Exercise details: Tell how many lines in these records contain the string "Samsung", with only the number as the reply.

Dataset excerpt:
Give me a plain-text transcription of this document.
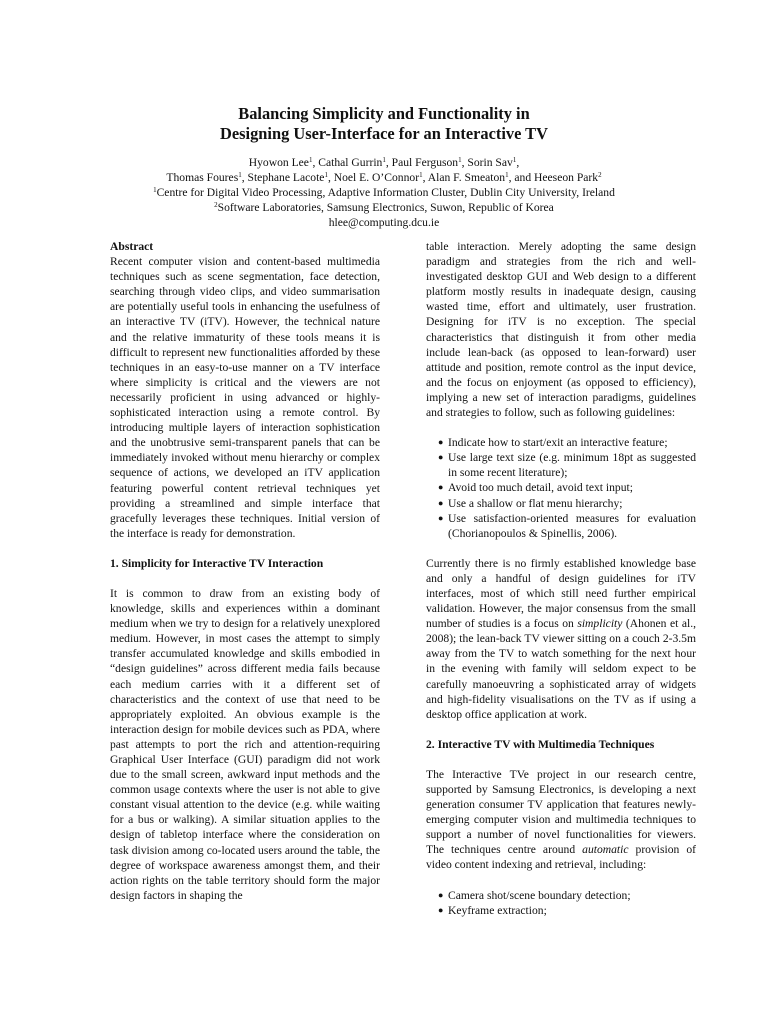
Balancing Simplicity and Functionality in
Designing User-Interface for an Interactive TV
Hyowon Lee$^1$, Cathal Gurrin$^1$, Paul Ferguson$^1$, Sorin Sav$^1$,
Thomas Foures$^1$, Stephane Lacote$^1$, Noel E. O’Connor$^1$, Alan F. Smeaton$^1$, and Heeseon Park$^2$
$^1$Centre for Digital Video Processing, Adaptive Information Cluster, Dublin City University, Ireland
$^2$Software Laboratories, Samsung Electronics, Suwon, Republic of Korea
hlee@computing.dcu.ie

Abstract

Recent computer vision and content-based multimedia techniques such as scene segmentation, face detection, searching through video clips, and video summarisation are potentially useful tools in enhancing the usefulness of an interactive TV (iTV). However, the technical nature and the relative immaturity of these tools means it is difficult to represent new functionalities afforded by these techniques in an easy-to-use manner on a TV interface where simplicity is critical and the viewers are not necessarily proficient in using advanced or highly-sophisticated interaction using a remote control. By introducing multiple layers of interaction sophistication and the unobtrusive semi-transparent panels that can be immediately invoked without menu hierarchy or complex sequence of actions, we developed an iTV application featuring powerful content retrieval techniques yet providing a streamlined and simple interface that gracefully leverages these techniques. Initial version of the interface is ready for demonstration.

1. Simplicity for Interactive TV Interaction

It is common to draw from an existing body of knowledge, skills and experiences within a dominant medium when we try to design for a relatively unexplored medium. However, in most cases the attempt to simply transfer accumulated knowledge and skills embodied in “design guidelines” across different media fails because each medium carries with it a different set of characteristics and the context of use that need to be appropriately exploited. An obvious example is the interaction design for mobile devices such as PDA, where past attempts to port the rich and attention-requiring Graphical User Interface (GUI) paradigm did not work due to the small screen, awkward input methods and the common usage contexts where the user is not able to give constant visual attention to the device (e.g. while waiting for a bus or walking). A similar situation applies to the design of tabletop interface where the consideration on task division among co-located users around the table, the degree of workspace awareness amongst them, and their action rights on the table territory should form the major design factors in shaping the

table interaction. Merely adopting the same design paradigm and strategies from the rich and well-investigated desktop GUI and Web design to a different platform mostly results in inadequate design, causing wasted time, effort and ultimately, user frustration. Designing for iTV is no exception. The special characteristics that distinguish it from other media include lean-back (as opposed to lean-forward) user attitude and position, remote control as the input device, and the focus on enjoyment (as opposed to efficiency), implying a new set of interaction paradigms, guidelines and strategies to follow, such as following guidelines:

● Indicate how to start/exit an interactive feature;
● Use large text size (e.g. minimum 18pt as suggested in some recent literature);
● Avoid too much detail, avoid text input;
● Use a shallow or flat menu hierarchy;
● Use satisfaction-oriented measures for evaluation (Chorianopoulos & Spinellis, 2006).

Currently there is no firmly established knowledge base and only a handful of design guidelines for iTV interfaces, most of which still need further empirical validation. However, the major consensus from the small number of studies is a focus on simplicity (Ahonen et al., 2008); the lean-back TV viewer sitting on a couch 2-3.5m away from the TV to watch something for the next hour in the evening with family will seldom expect to be carefully manoeuvring a sophisticated array of widgets and high-fidelity visualisations on the TV as if using a desktop office application at work.

2. Interactive TV with Multimedia Techniques

The Interactive TVe project in our research centre, supported by Samsung Electronics, is developing a next generation consumer TV application that features newly-emerging computer vision and multimedia techniques to support a number of novel functionalities for viewers. The techniques centre around automatic provision of video content indexing and retrieval, including:

● Camera shot/scene boundary detection;
● Keyframe extraction;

The output: 2